> Short problem: From the line containing "Give me a plain-text" through the last line of the data, return those lines exactly as written and nothing more.

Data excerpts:
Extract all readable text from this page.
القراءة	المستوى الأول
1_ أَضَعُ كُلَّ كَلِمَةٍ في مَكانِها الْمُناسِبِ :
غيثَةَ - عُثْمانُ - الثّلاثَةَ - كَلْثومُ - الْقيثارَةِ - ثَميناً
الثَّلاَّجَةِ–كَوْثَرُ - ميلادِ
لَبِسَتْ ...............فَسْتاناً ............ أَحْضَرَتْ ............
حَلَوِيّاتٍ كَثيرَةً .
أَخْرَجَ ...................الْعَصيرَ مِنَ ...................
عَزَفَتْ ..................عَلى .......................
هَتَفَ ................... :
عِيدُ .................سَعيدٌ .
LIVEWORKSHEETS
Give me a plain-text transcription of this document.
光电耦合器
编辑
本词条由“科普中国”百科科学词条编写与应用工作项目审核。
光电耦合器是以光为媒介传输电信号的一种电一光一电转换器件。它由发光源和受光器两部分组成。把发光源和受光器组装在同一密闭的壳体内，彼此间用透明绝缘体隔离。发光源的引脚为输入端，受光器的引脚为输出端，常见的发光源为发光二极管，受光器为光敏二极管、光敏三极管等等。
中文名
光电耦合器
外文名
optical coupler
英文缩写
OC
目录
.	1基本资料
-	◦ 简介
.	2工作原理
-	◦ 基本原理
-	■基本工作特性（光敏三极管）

> Task output:
Give me a plain-text transcription of this document.
光电耦合器
编辑
本词条由“科普中国”百科科学词条编写与应用工作项目审核。
光电耦合器是以光为媒介传输电信号的一种电一光一电转换器件。它由发光源和受光器两部分组成。把发光源和受光器组装在同一密闭的壳体内，彼此间用透明绝缘体隔离。发光源的引脚为输入端，受光器的引脚为输出端，常见的发光源为发光二极管，受光器为光敏二极管、光敏三极管等等。
中文名
光电耦合器
外文名
optical coupler
英文缩写
OC
目录
.	1基本资料
-	◦ 简介
.	2工作原理
-	◦ 基本原理
-	■基本工作特性（光敏三极管）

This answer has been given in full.